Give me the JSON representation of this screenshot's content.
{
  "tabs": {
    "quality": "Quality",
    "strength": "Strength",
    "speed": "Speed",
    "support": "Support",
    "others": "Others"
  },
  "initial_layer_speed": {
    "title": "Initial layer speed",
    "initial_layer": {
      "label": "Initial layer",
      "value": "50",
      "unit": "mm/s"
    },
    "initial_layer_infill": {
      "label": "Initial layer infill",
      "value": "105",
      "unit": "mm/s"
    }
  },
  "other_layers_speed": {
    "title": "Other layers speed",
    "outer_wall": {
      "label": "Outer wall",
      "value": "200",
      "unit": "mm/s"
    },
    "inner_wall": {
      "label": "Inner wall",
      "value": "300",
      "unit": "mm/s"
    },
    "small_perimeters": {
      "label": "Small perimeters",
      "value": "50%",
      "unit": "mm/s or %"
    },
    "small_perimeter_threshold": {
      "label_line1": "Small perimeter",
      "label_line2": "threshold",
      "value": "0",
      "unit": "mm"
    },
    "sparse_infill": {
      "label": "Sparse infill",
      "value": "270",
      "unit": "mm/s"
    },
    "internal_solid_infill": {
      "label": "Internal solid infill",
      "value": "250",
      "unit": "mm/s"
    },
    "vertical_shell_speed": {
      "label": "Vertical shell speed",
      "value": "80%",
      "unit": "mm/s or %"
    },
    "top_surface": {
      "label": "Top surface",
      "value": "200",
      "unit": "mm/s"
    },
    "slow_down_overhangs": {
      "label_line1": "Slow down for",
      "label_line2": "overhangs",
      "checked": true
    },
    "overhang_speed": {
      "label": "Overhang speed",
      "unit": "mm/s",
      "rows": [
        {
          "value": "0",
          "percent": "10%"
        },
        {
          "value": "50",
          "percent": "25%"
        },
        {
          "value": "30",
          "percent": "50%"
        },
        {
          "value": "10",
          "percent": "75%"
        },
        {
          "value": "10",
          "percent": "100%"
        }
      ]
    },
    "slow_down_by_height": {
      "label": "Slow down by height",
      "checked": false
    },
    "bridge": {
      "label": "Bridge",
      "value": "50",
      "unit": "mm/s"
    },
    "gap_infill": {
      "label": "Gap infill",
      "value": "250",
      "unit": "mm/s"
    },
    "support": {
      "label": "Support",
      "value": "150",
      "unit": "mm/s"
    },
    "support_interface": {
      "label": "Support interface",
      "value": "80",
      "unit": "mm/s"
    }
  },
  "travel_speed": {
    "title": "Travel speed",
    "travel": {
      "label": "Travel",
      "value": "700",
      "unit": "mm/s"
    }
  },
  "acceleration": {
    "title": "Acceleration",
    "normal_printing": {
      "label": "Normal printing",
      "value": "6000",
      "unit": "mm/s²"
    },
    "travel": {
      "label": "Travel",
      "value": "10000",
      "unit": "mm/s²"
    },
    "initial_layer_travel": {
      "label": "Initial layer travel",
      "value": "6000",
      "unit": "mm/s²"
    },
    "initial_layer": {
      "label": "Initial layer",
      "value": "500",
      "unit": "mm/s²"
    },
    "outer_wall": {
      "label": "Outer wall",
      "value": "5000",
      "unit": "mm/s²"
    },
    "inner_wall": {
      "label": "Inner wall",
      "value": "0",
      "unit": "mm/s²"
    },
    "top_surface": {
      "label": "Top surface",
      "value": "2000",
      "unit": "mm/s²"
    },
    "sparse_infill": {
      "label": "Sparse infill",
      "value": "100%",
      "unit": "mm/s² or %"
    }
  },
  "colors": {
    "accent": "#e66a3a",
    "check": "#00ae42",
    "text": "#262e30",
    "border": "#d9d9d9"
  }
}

★ ★ ★ ★ ★

#### [Given task]
Print back all the lines verbatim.

#### [Exercise result]
Give me the JSON representation of this screenshot's content.
{
  "tabs": {
    "quality": "Quality",
    "strength": "Strength",
    "speed": "Speed",
    "support": "Support",
    "others": "Others"
  },
  "initial_layer_speed": {
    "title": "Initial layer speed",
    "initial_layer": {
      "label": "Initial layer",
      "value": "50",
      "unit": "mm/s"
    },
    "initial_layer_infill": {
      "label": "Initial layer infill",
      "value": "105",
      "unit": "mm/s"
    }
  },
  "other_layers_speed": {
    "title": "Other layers speed",
    "outer_wall": {
      "label": "Outer wall",
      "value": "200",
      "unit": "mm/s"
    },
    "inner_wall": {
      "label": "Inner wall",
      "value": "300",
      "unit": "mm/s"
    },
    "small_perimeters": {
      "label": "Small perimeters",
      "value": "50%",
      "unit": "mm/s or %"
    },
    "small_perimeter_threshold": {
      "label_line1": "Small perimeter",
      "label_line2": "threshold",
      "value": "0",
      "unit": "mm"
    },
    "sparse_infill": {
      "label": "Sparse infill",
      "value": "270",
      "unit": "mm/s"
    },
    "internal_solid_infill": {
      "label": "Internal solid infill",
      "value": "250",
      "unit": "mm/s"
    },
    "vertical_shell_speed": {
      "label": "Vertical shell speed",
      "value": "80%",
      "unit": "mm/s or %"
    },
    "top_surface": {
      "label": "Top surface",
      "value": "200",
      "unit": "mm/s"
    },
    "slow_down_overhangs": {
      "label_line1": "Slow down for",
      "label_line2": "overhangs",
      "checked": true
    },
    "overhang_speed": {
      "label": "Overhang speed",
      "unit": "mm/s",
      "rows": [
        {
          "value": "0",
          "percent": "10%"
        },
        {
          "value": "50",
          "percent": "25%"
        },
        {
          "value": "30",
          "percent": "50%"
        },
        {
          "value": "10",
          "percent": "75%"
        },
        {
          "value": "10",
          "percent": "100%"
        }
      ]
    },
    "slow_down_by_height": {
      "label": "Slow down by height",
      "checked": false
    },
    "bridge": {
      "label": "Bridge",
      "value": "50",
      "unit": "mm/s"
    },
    "gap_infill": {
      "label": "Gap infill",
      "value": "250",
      "unit": "mm/s"
    },
    "support": {
      "label": "Support",
      "value": "150",
      "unit": "mm/s"
    },
    "support_interface": {
      "label": "Support interface",
      "value": "80",
      "unit": "mm/s"
    }
  },
  "travel_speed": {
    "title": "Travel speed",
    "travel": {
      "label": "Travel",
      "value": "700",
      "unit": "mm/s"
    }
  },
  "acceleration": {
    "title": "Acceleration",
    "normal_printing": {
      "label": "Normal printing",
      "value": "6000",
      "unit": "mm/s²"
    },
    "travel": {
      "label": "Travel",
      "value": "10000",
      "unit": "mm/s²"
    },
    "initial_layer_travel": {
      "label": "Initial layer travel",
      "value": "6000",
      "unit": "mm/s²"
    },
    "initial_layer": {
      "label": "Initial layer",
      "value": "500",
      "unit": "mm/s²"
    },
    "outer_wall": {
      "label": "Outer wall",
      "value": "5000",
      "unit": "mm/s²"
    },
    "inner_wall": {
      "label": "Inner wall",
      "value": "0",
      "unit": "mm/s²"
    },
    "top_surface": {
      "label": "Top surface",
      "value": "2000",
      "unit": "mm/s²"
    },
    "sparse_infill": {
      "label": "Sparse infill",
      "value": "100%",
      "unit": "mm/s² or %"
    }
  },
  "colors": {
    "accent": "#e66a3a",
    "check": "#00ae42",
    "text": "#262e30",
    "border": "#d9d9d9"
  }
}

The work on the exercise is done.